## PROBLEM STATEMENT
Check each line below for the word "муниципальными", and copy those that have it.

Saved data entries:
....

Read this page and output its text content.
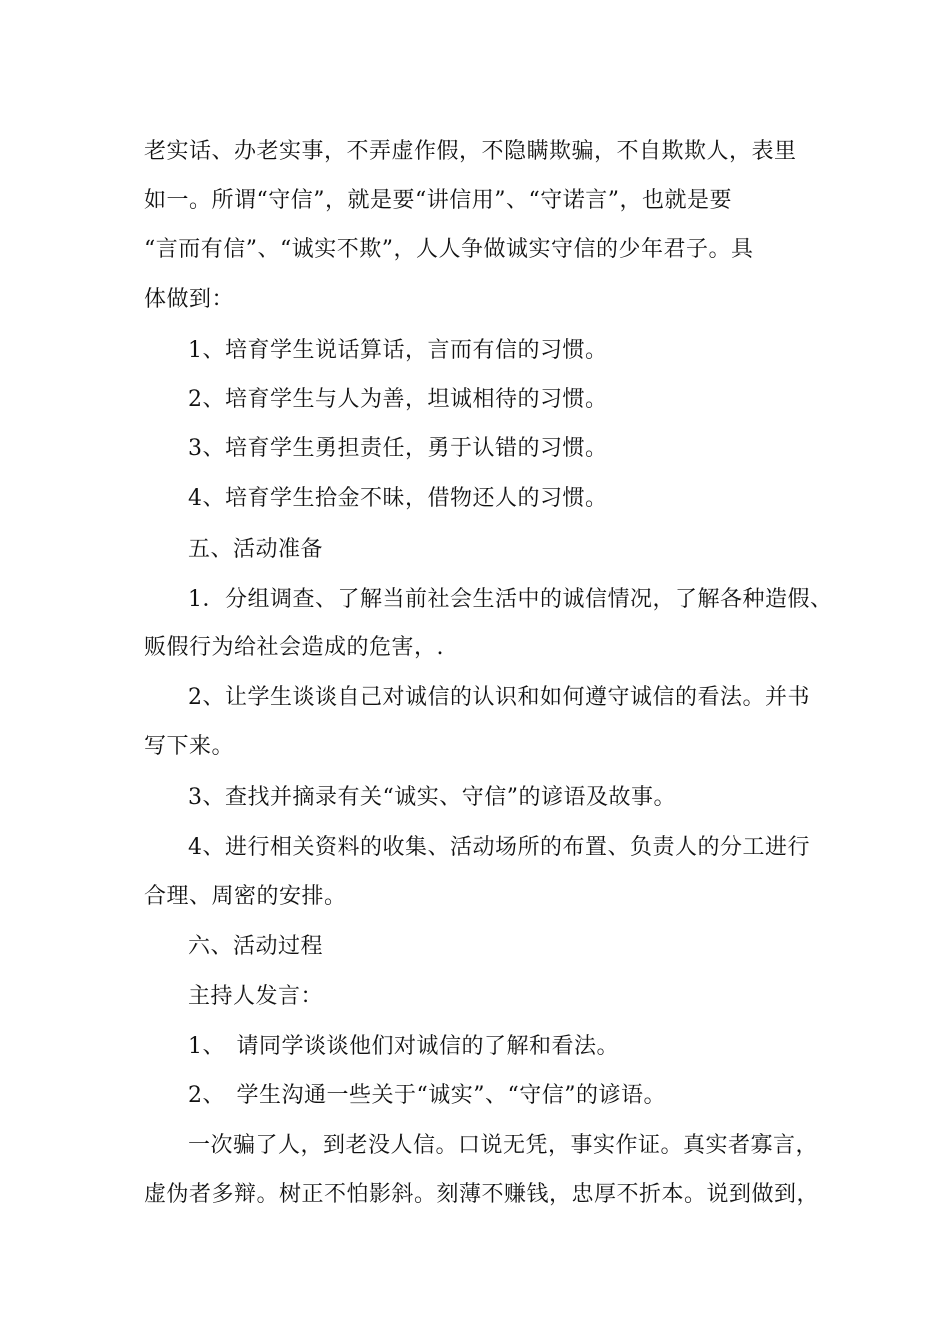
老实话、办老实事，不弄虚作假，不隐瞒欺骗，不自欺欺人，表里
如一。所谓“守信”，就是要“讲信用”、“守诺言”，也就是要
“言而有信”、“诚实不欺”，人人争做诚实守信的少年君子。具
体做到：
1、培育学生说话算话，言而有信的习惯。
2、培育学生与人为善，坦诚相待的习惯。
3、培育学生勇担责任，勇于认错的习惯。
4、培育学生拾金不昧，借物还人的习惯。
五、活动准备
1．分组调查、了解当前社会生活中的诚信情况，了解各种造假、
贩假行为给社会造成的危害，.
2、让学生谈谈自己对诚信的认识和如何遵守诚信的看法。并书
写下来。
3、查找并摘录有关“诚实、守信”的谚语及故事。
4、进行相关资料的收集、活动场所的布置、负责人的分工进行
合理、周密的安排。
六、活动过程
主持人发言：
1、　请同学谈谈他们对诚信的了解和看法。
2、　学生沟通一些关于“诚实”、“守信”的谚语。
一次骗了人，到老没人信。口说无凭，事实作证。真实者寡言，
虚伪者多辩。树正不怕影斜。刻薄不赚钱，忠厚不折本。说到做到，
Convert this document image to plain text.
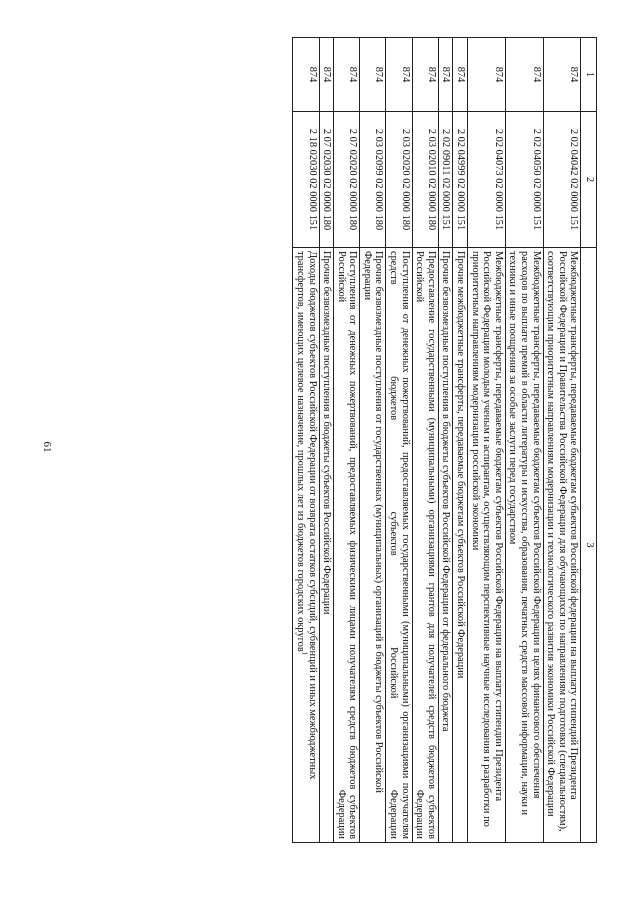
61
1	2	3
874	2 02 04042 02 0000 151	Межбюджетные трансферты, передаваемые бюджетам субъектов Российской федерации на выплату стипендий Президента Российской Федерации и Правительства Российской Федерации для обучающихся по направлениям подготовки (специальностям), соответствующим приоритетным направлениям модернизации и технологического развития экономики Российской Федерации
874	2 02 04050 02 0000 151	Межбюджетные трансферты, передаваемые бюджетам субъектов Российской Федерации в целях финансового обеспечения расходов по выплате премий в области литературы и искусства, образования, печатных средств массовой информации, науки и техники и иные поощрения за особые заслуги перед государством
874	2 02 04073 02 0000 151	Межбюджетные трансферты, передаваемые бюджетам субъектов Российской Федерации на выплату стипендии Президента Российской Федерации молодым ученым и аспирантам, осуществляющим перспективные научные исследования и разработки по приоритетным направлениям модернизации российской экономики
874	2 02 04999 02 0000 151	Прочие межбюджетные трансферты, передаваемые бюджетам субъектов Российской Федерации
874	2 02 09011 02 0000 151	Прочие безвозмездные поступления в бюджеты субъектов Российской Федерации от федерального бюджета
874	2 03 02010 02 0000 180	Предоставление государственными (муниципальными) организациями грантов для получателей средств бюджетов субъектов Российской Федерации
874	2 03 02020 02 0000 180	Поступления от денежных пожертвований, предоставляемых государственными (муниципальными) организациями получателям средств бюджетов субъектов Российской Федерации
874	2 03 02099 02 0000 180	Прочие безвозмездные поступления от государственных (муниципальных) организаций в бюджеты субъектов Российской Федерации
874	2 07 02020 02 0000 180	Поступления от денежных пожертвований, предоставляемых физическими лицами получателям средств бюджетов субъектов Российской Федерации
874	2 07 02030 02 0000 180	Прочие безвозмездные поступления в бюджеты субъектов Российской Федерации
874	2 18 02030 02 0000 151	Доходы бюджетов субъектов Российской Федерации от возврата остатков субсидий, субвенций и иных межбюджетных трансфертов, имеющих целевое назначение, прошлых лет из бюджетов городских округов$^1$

....

## EXERCISE RESPONSE
874	2 03 02010 02 0000 180	Предоставление государственными (муниципальными) организациями грантов для получателей средств бюджетов субъектов Российской Федерации
874	2 03 02020 02 0000 180	Поступления от денежных пожертвований, предоставляемых государственными (муниципальными) организациями получателям средств бюджетов субъектов Российской Федерации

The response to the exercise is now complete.